- EXERCISE AIM -
The word "about" occurs in some lines of the data. Return each such line.

- SOURCE INFORMATION -
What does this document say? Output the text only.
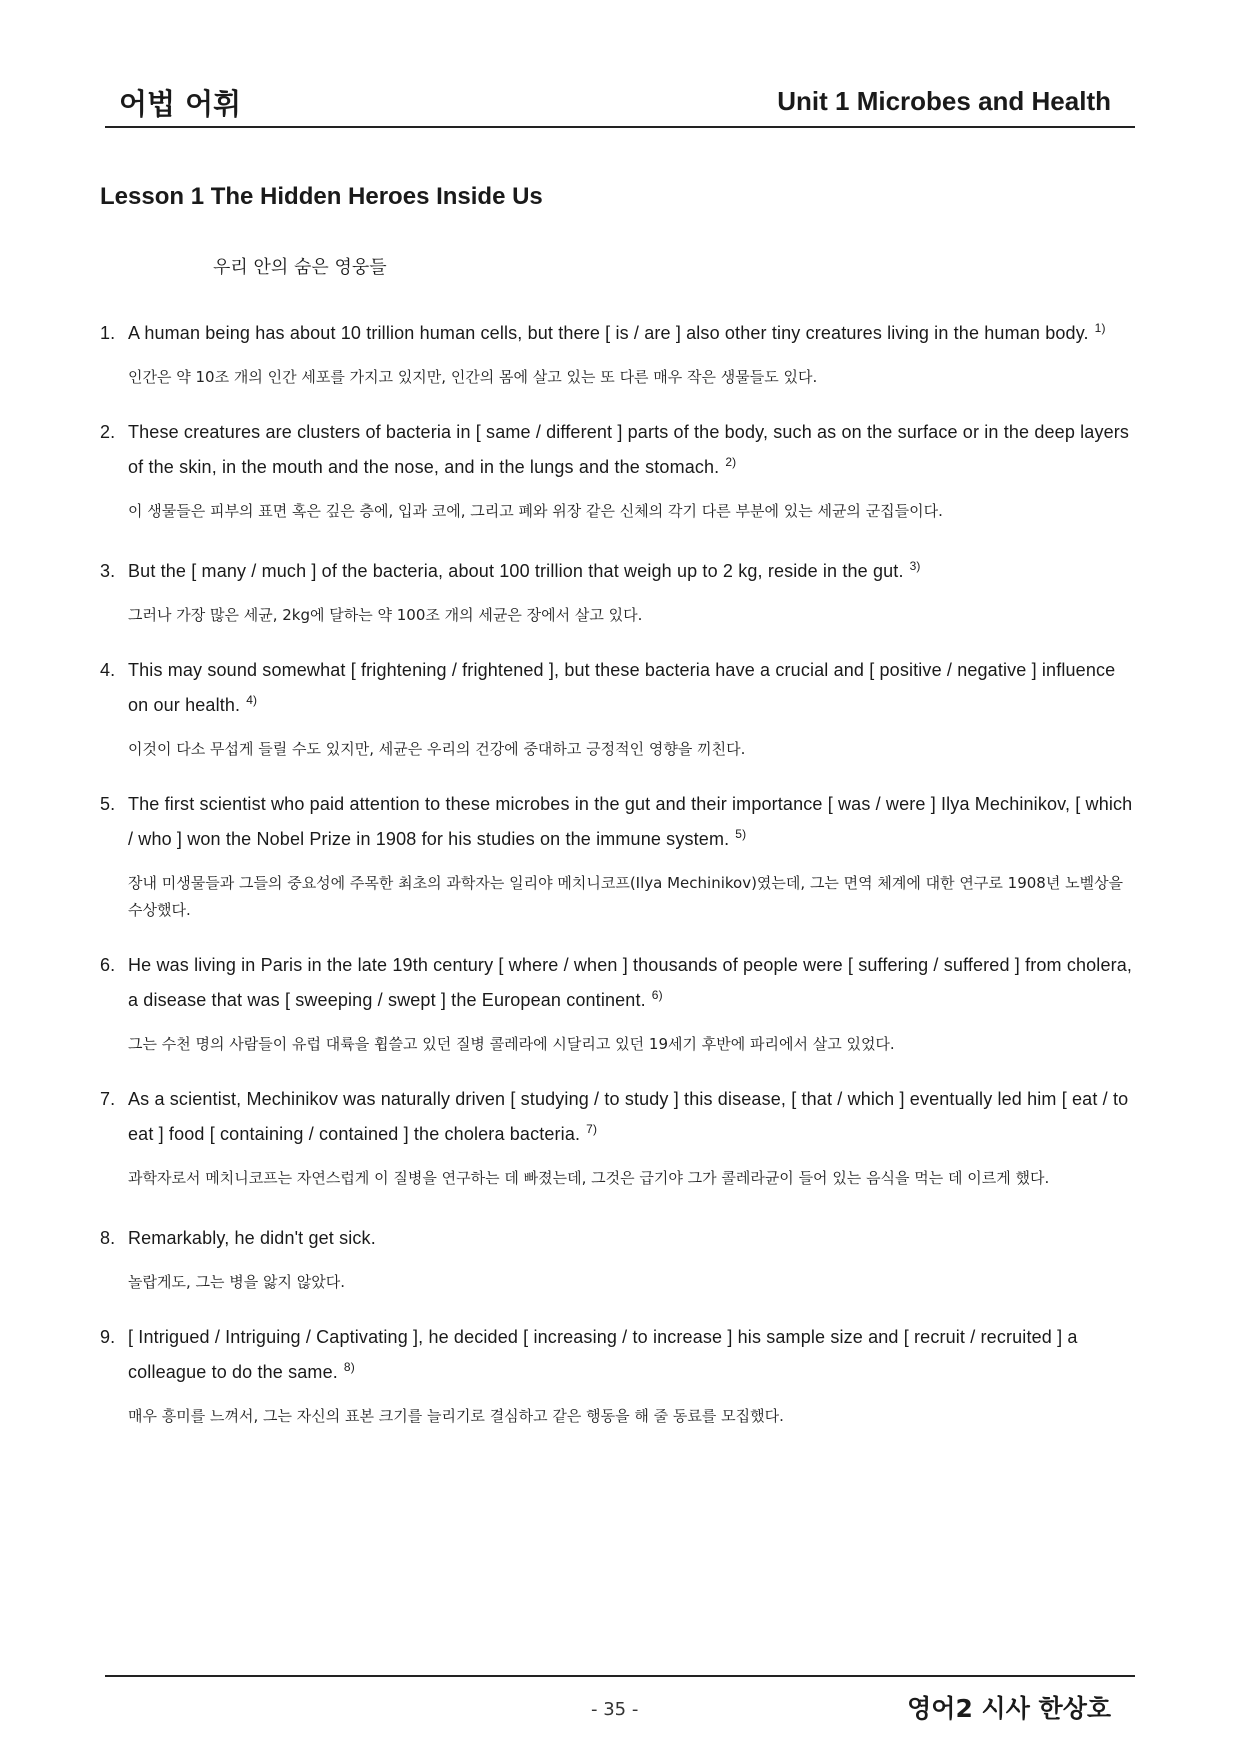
어법 어휘	Unit 1 Microbes and Health
Lesson 1 The Hidden Heroes Inside Us
우리 안의 숨은 영웅들
1. A human being has about 10 trillion human cells, but there [ is / are ] also other tiny creatures living in the human body. $^{1)}$
인간은 약 10조 개의 인간 세포를 가지고 있지만, 인간의 몸에 살고 있는 또 다른 매우 작은 생물들도 있다.
2. These creatures are clusters of bacteria in [ same / different ] parts of the body, such as on the surface or in the deep layers of the skin, in the mouth and the nose, and in the lungs and the stomach. $^{2)}$
이 생물들은 피부의 표면 혹은 깊은 층에, 입과 코에, 그리고 폐와 위장 같은 신체의 각기 다른 부분에 있는 세균의 군집들이다.
3. But the [ many / much ] of the bacteria, about 100 trillion that weigh up to 2 kg, reside in the gut. $^{3)}$
그러나 가장 많은 세균, 2kg에 달하는 약 100조 개의 세균은 장에서 살고 있다.
4. This may sound somewhat [ frightening / frightened ], but these bacteria have a crucial and [ positive / negative ] influence on our health. $^{4)}$
이것이 다소 무섭게 들릴 수도 있지만, 세균은 우리의 건강에 중대하고 긍정적인 영향을 끼친다.
5. The first scientist who paid attention to these microbes in the gut and their importance [ was / were ] Ilya Mechinikov, [ which / who ] won the Nobel Prize in 1908 for his studies on the immune system. $^{5)}$
장내 미생물들과 그들의 중요성에 주목한 최초의 과학자는 일리야 메치니코프(Ilya Mechinikov)였는데, 그는 면역 체계에 대한 연구로 1908년 노벨상을 수상했다.
6. He was living in Paris in the late 19th century [ where / when ] thousands of people were [ suffering / suffered ] from cholera, a disease that was [ sweeping / swept ] the European continent. $^{6)}$
그는 수천 명의 사람들이 유럽 대륙을 휩쓸고 있던 질병 콜레라에 시달리고 있던 19세기 후반에 파리에서 살고 있었다.
7. As a scientist, Mechinikov was naturally driven [ studying / to study ] this disease, [ that / which ] eventually led him [ eat / to eat ] food [ containing / contained ] the cholera bacteria. $^{7)}$
과학자로서 메치니코프는 자연스럽게 이 질병을 연구하는 데 빠졌는데, 그것은 급기야 그가 콜레라균이 들어 있는 음식을 먹는 데 이르게 했다.
8. Remarkably, he didn't get sick.
놀랍게도, 그는 병을 앓지 않았다.
9. [ Intrigued / Intriguing / Captivating ], he decided [ increasing / to increase ] his sample size and [ recruit / recruited ] a colleague to do the same. $^{8)}$
매우 흥미를 느껴서, 그는 자신의 표본 크기를 늘리기로 결심하고 같은 행동을 해 줄 동료를 모집했다.
- 35 -	영어2 시사 한상호
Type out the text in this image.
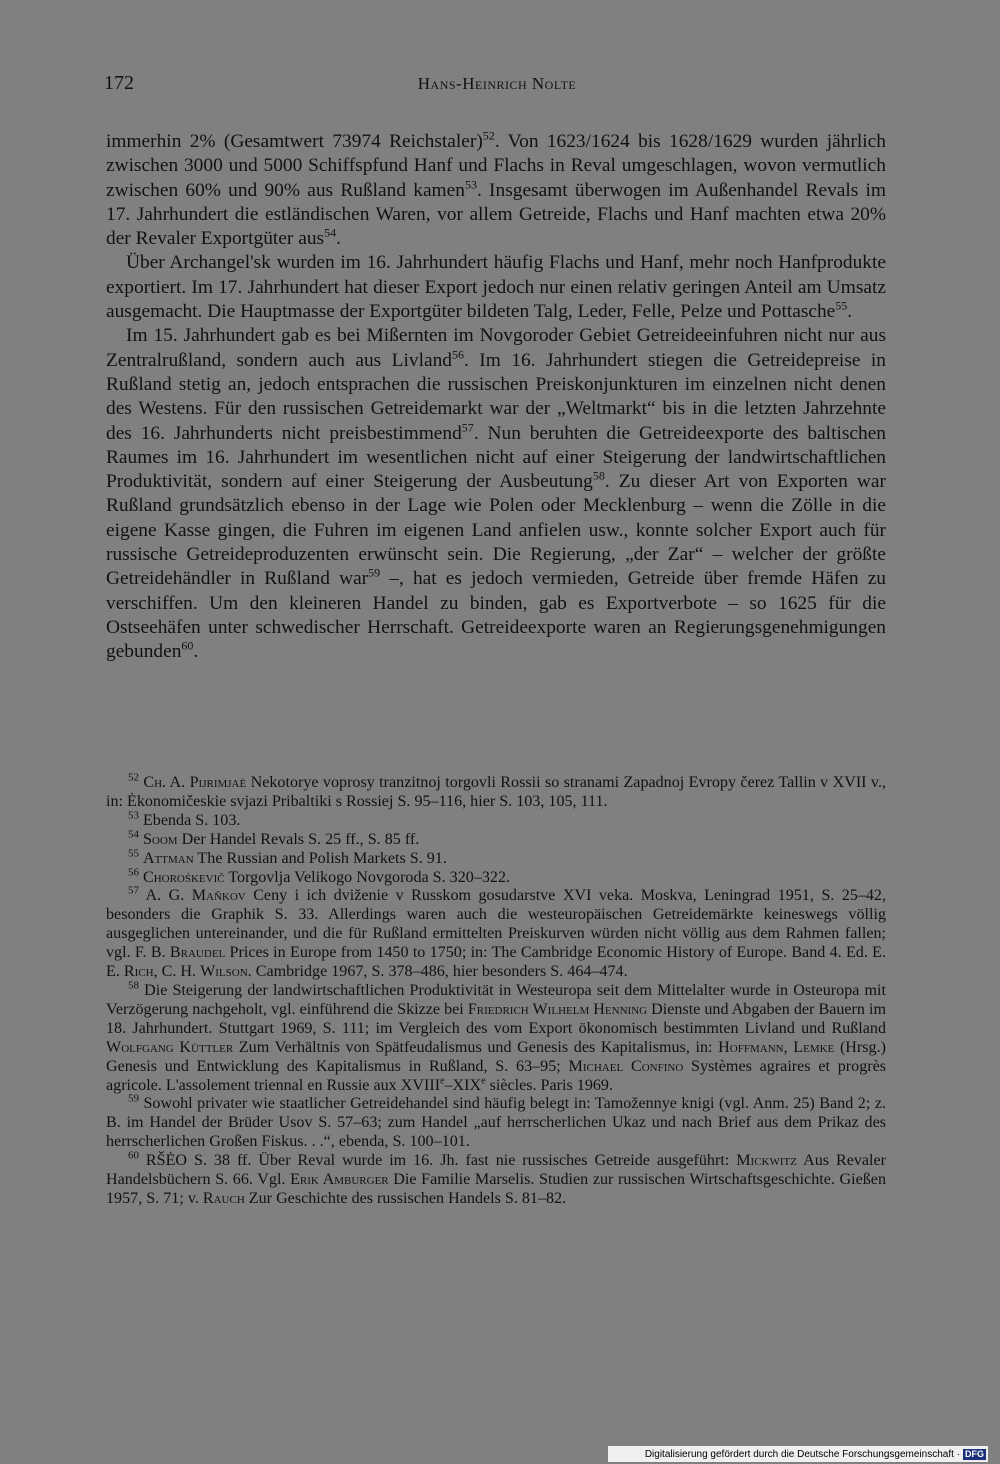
172	Hans-Heinrich Nolte

immerhin 2% (Gesamtwert 73974 Reichstaler)$^{52}$. Von 1623/1624 bis 1628/1629 wurden jährlich zwischen 3000 und 5000 Schiffspfund Hanf und Flachs in Reval umgeschlagen, wovon vermutlich zwischen 60% und 90% aus Rußland kamen$^{53}$. Insgesamt überwogen im Außenhandel Revals im 17. Jahrhundert die estländischen Waren, vor allem Getreide, Flachs und Hanf machten etwa 20% der Revaler Exportgüter aus$^{54}$.

Über Archangel'sk wurden im 16. Jahrhundert häufig Flachs und Hanf, mehr noch Hanfprodukte exportiert. Im 17. Jahrhundert hat dieser Export jedoch nur einen relativ geringen Anteil am Umsatz ausgemacht. Die Hauptmasse der Exportgüter bildeten Talg, Leder, Felle, Pelze und Pottasche$^{55}$.

Im 15. Jahrhundert gab es bei Mißernten im Novgoroder Gebiet Getreideeinfuhren nicht nur aus Zentralrußland, sondern auch aus Livland$^{56}$. Im 16. Jahrhundert stiegen die Getreidepreise in Rußland stetig an, jedoch entsprachen die russischen Preiskonjunkturen im einzelnen nicht denen des Westens. Für den russischen Getreidemarkt war der „Weltmarkt“ bis in die letzten Jahrzehnte des 16. Jahrhunderts nicht preisbestimmend$^{57}$. Nun beruhten die Getreideexporte des baltischen Raumes im 16. Jahrhundert im wesentlichen nicht auf einer Steigerung der landwirtschaftlichen Produktivität, sondern auf einer Steigerung der Ausbeutung$^{58}$. Zu dieser Art von Exporten war Rußland grundsätzlich ebenso in der Lage wie Polen oder Mecklenburg – wenn die Zölle in die eigene Kasse gingen, die Fuhren im eigenen Land anfielen usw., konnte solcher Export auch für russische Getreideproduzenten erwünscht sein. Die Regierung, „der Zar“ – welcher der größte Getreidehändler in Rußland war$^{59}$ –, hat es jedoch vermieden, Getreide über fremde Häfen zu verschiffen. Um den kleineren Handel zu binden, gab es Exportverbote – so 1625 für die Ostseehäfen unter schwedischer Herrschaft. Getreideexporte waren an Regierungsgenehmigungen gebunden$^{60}$.

$^{52}$ Ch. A. Pijrimjaė Nekotorye voprosy tranzitnoj torgovli Rossii so stranami Zapadnoj Evropy čerez Tallin v XVII v., in: Ėkonomičeskie svjazi Pribaltiki s Rossiej S. 95–116, hier S. 103, 105, 111.

$^{53}$ Ebenda S. 103.

$^{54}$ Soom Der Handel Revals S. 25 ff., S. 85 ff.

$^{55}$ Attman The Russian and Polish Markets S. 91.

$^{56}$ Chorośkevič Torgovlja Velikogo Novgoroda S. 320–322.

$^{57}$ A. G. Maňkov Ceny i ich dviženie v Russkom gosudarstve XVI veka. Moskva, Leningrad 1951, S. 25–42, besonders die Graphik S. 33. Allerdings waren auch die westeuropäischen Getreidemärkte keineswegs völlig ausgeglichen untereinander, und die für Rußland ermittelten Preiskurven würden nicht völlig aus dem Rahmen fallen; vgl. F. B. Braudel Prices in Europe from 1450 to 1750; in: The Cambridge Economic History of Europe. Band 4. Ed. E. E. Rich, C. H. Wilson. Cambridge 1967, S. 378–486, hier besonders S. 464–474.

$^{58}$ Die Steigerung der landwirtschaftlichen Produktivität in Westeuropa seit dem Mittelalter wurde in Osteuropa mit Verzögerung nachgeholt, vgl. einführend die Skizze bei Friedrich Wilhelm Henning Dienste und Abgaben der Bauern im 18. Jahrhundert. Stuttgart 1969, S. 111; im Vergleich des vom Export ökonomisch bestimmten Livland und Rußland Wolfgang Küttler Zum Verhältnis von Spätfeudalismus und Genesis des Kapitalismus, in: Hoffmann, Lemke (Hrsg.) Genesis und Entwicklung des Kapitalismus in Rußland, S. 63–95; Michael Confino Systèmes agraires et progrès agricole. L'assolement triennal en Russie aux XVIIIe–XIXe siècles. Paris 1969.

$^{59}$ Sowohl privater wie staatlicher Getreidehandel sind häufig belegt in: Tamožennye knigi (vgl. Anm. 25) Band 2; z. B. im Handel der Brüder Usov S. 57–63; zum Handel „auf herrscherlichen Ukaz und nach Brief aus dem Prikaz des herrscherlichen Großen Fiskus. . .“, ebenda, S. 100–101.

$^{60}$ RŠĖO S. 38 ff. Über Reval wurde im 16. Jh. fast nie russisches Getreide ausgeführt: Mickwitz Aus Revaler Handelsbüchern S. 66. Vgl. Erik Amburger Die Familie Marselis. Studien zur russischen Wirtschaftsgeschichte. Gießen 1957, S. 71; v. Rauch Zur Geschichte des russischen Handels S. 81–82.

Digitalisierung gefördert durch die Deutsche Forschungsgemeinschaft · DFG
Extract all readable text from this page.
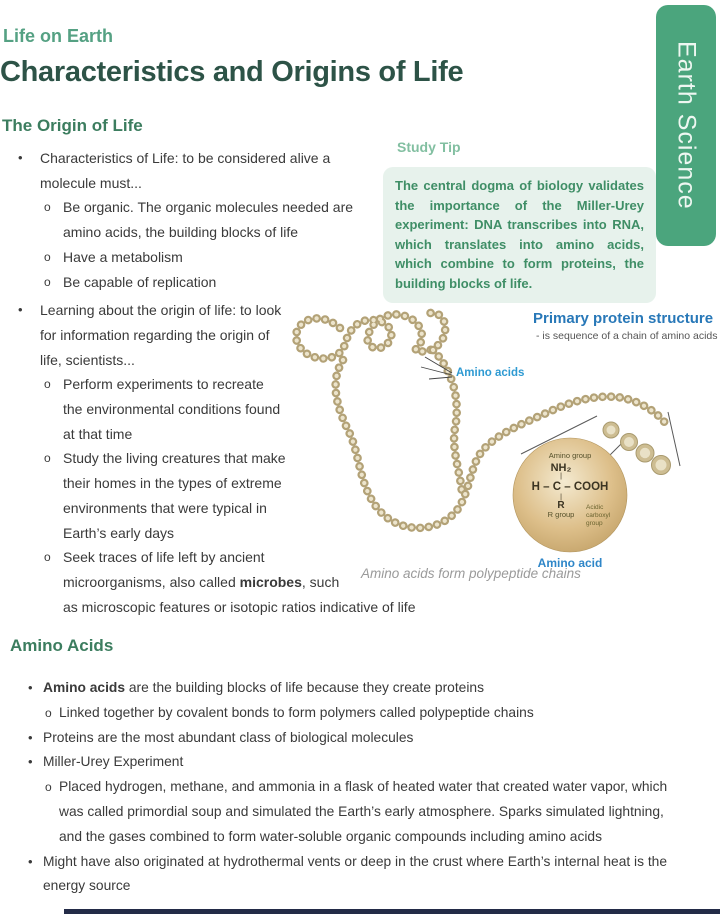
Earth Science
Life on Earth
Characteristics and Origins of Life
The Origin of Life
Study Tip
The central dogma of biology validates the importance of the Miller-Urey experiment: DNA transcribes into RNA, which translates into amino acids, which combine to form proteins, the building blocks of life.
• Characteristics of Life: to be considered alive a molecule must...
o Be organic. The organic molecules needed are amino acids, the building blocks of life
o Have a metabolism
o Be capable of replication
• Learning about the origin of life: to look for information regarding the origin of life, scientists...
o Perform experiments to recreate the environmental conditions found at that time
o Study the living creatures that make their homes in the types of extreme environments that were typical in Earth’s early days
o Seek traces of life left by ancient
microorganisms, also called microbes, such
as microscopic features or isotopic ratios indicative of life
Primary protein structure
- is sequence of a chain of amino acids
Amino acids
Amino group
NH₂
|
H – C – COOH
|
R
R group
Acidic
carboxyl
group
Amino acid
Amino acids form polypeptide chains
Amino Acids
• Amino acids are the building blocks of life because they create proteins
o Linked together by covalent bonds to form polymers called polypeptide chains
• Proteins are the most abundant class of biological molecules
• Miller-Urey Experiment
o Placed hydrogen, methane, and ammonia in a flask of heated water that created water vapor, which was called primordial soup and simulated the Earth’s early atmosphere. Sparks simulated lightning, and the gases combined to form water-soluble organic compounds including amino acids
• Might have also originated at hydrothermal vents or deep in the crust where Earth’s internal heat is the energy source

- WRITTEN REPLY -
1. A human being has about 10 trillion human cells, but there [ is / are ] also other tiny creatures living in the human body. $^{1)}$
3. But the [ many / much ] of the bacteria, about 100 trillion that weigh up to 2 kg, reside in the gut. $^{3)}$
• Learning about the origin of life: to look for information regarding the origin of life, scientists...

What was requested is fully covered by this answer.